* Set exercise:
Every entry must be duplicated precisely as written.

* Data for this task:
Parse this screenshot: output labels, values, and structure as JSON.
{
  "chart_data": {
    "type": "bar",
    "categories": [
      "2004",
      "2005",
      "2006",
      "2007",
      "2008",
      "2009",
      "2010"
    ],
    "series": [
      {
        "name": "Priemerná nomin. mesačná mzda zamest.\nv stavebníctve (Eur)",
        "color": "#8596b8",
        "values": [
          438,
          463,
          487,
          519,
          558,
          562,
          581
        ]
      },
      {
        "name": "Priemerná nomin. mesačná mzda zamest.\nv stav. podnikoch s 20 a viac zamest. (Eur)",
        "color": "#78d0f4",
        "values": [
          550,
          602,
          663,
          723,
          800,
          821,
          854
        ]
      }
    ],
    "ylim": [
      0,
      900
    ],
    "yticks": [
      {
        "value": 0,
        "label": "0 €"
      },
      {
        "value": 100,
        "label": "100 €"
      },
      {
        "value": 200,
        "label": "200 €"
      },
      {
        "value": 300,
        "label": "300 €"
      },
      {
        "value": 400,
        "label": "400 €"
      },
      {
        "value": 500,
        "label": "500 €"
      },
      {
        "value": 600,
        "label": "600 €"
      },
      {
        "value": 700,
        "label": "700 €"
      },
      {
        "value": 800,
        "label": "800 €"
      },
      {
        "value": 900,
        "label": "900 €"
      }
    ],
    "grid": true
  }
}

* Task response:
Parse this screenshot: output labels, values, and structure as JSON.
{
  "chart_data": {
    "type": "bar",
    "categories": [
      "2004",
      "2005",
      "2006",
      "2007",
      "2008",
      "2009",
      "2010"
    ],
    "series": [
      {
        "name": "Priemerná nomin. mesačná mzda zamest.\nv stavebníctve (Eur)",
        "color": "#8596b8",
        "values": [
          438,
          463,
          487,
          519,
          558,
          562,
          581
        ]
      },
      {
        "name": "Priemerná nomin. mesačná mzda zamest.\nv stav. podnikoch s 20 a viac zamest. (Eur)",
        "color": "#78d0f4",
        "values": [
          550,
          602,
          663,
          723,
          800,
          821,
          854
        ]
      }
    ],
    "ylim": [
      0,
      900
    ],
    "yticks": [
      {
        "value": 0,
        "label": "0 €"
      },
      {
        "value": 100,
        "label": "100 €"
      },
      {
        "value": 200,
        "label": "200 €"
      },
      {
        "value": 300,
        "label": "300 €"
      },
      {
        "value": 400,
        "label": "400 €"
      },
      {
        "value": 500,
        "label": "500 €"
      },
      {
        "value": 600,
        "label": "600 €"
      },
      {
        "value": 700,
        "label": "700 €"
      },
      {
        "value": 800,
        "label": "800 €"
      },
      {
        "value": 900,
        "label": "900 €"
      }
    ],
    "grid": true
  }
}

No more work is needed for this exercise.